* BEGIN *
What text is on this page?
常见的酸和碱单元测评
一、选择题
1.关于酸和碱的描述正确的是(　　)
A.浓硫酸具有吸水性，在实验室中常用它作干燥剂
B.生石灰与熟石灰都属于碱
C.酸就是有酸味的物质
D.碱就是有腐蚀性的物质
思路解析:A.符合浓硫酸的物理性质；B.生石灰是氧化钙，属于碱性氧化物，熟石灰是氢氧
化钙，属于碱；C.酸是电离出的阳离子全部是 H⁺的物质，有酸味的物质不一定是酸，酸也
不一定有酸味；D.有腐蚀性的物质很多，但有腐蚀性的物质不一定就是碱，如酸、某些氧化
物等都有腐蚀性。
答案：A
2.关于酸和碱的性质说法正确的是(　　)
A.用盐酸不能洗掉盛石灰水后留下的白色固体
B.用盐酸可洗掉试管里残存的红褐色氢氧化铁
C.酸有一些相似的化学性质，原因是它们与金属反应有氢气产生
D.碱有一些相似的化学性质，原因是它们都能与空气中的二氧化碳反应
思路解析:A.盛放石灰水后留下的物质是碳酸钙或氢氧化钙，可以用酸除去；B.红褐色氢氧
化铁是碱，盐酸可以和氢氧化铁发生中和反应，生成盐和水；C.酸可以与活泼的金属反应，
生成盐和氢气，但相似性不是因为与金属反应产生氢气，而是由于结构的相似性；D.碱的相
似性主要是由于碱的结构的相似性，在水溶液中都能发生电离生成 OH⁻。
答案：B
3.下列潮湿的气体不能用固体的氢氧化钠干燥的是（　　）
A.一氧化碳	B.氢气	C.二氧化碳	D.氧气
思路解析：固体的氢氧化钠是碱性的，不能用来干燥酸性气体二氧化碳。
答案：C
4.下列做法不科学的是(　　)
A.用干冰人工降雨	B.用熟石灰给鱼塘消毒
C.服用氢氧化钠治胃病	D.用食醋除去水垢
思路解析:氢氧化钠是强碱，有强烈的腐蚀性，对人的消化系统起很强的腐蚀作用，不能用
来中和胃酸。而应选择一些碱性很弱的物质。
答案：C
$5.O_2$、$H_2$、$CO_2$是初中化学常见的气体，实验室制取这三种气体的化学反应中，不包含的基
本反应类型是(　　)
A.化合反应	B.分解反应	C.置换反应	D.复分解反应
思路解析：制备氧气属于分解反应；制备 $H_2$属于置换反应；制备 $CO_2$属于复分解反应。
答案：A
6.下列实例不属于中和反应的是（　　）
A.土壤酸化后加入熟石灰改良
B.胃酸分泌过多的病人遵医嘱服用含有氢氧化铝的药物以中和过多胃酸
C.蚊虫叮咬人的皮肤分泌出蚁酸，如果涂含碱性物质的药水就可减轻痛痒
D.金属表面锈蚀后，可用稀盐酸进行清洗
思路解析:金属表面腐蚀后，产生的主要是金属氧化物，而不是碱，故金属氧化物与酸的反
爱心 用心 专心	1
* END *
GIVEN PROBLEM
Produce an exact copy of the whole listing.

ANSWER TO THIS EXERCISE
What text is on this page?
常见的酸和碱单元测评
一、选择题
1.关于酸和碱的描述正确的是(　　)
A.浓硫酸具有吸水性，在实验室中常用它作干燥剂
B.生石灰与熟石灰都属于碱
C.酸就是有酸味的物质
D.碱就是有腐蚀性的物质
思路解析:A.符合浓硫酸的物理性质；B.生石灰是氧化钙，属于碱性氧化物，熟石灰是氢氧
化钙，属于碱；C.酸是电离出的阳离子全部是 H⁺的物质，有酸味的物质不一定是酸，酸也
不一定有酸味；D.有腐蚀性的物质很多，但有腐蚀性的物质不一定就是碱，如酸、某些氧化
物等都有腐蚀性。
答案：A
2.关于酸和碱的性质说法正确的是(　　)
A.用盐酸不能洗掉盛石灰水后留下的白色固体
B.用盐酸可洗掉试管里残存的红褐色氢氧化铁
C.酸有一些相似的化学性质，原因是它们与金属反应有氢气产生
D.碱有一些相似的化学性质，原因是它们都能与空气中的二氧化碳反应
思路解析:A.盛放石灰水后留下的物质是碳酸钙或氢氧化钙，可以用酸除去；B.红褐色氢氧
化铁是碱，盐酸可以和氢氧化铁发生中和反应，生成盐和水；C.酸可以与活泼的金属反应，
生成盐和氢气，但相似性不是因为与金属反应产生氢气，而是由于结构的相似性；D.碱的相
似性主要是由于碱的结构的相似性，在水溶液中都能发生电离生成 OH⁻。
答案：B
3.下列潮湿的气体不能用固体的氢氧化钠干燥的是（　　）
A.一氧化碳	B.氢气	C.二氧化碳	D.氧气
思路解析：固体的氢氧化钠是碱性的，不能用来干燥酸性气体二氧化碳。
答案：C
4.下列做法不科学的是(　　)
A.用干冰人工降雨	B.用熟石灰给鱼塘消毒
C.服用氢氧化钠治胃病	D.用食醋除去水垢
思路解析:氢氧化钠是强碱，有强烈的腐蚀性，对人的消化系统起很强的腐蚀作用，不能用
来中和胃酸。而应选择一些碱性很弱的物质。
答案：C
$5.O_2$、$H_2$、$CO_2$是初中化学常见的气体，实验室制取这三种气体的化学反应中，不包含的基
本反应类型是(　　)
A.化合反应	B.分解反应	C.置换反应	D.复分解反应
思路解析：制备氧气属于分解反应；制备 $H_2$属于置换反应；制备 $CO_2$属于复分解反应。
答案：A
6.下列实例不属于中和反应的是（　　）
A.土壤酸化后加入熟石灰改良
B.胃酸分泌过多的病人遵医嘱服用含有氢氧化铝的药物以中和过多胃酸
C.蚊虫叮咬人的皮肤分泌出蚁酸，如果涂含碱性物质的药水就可减轻痛痒
D.金属表面锈蚀后，可用稀盐酸进行清洗
思路解析:金属表面腐蚀后，产生的主要是金属氧化物，而不是碱，故金属氧化物与酸的反
爱心 用心 专心	1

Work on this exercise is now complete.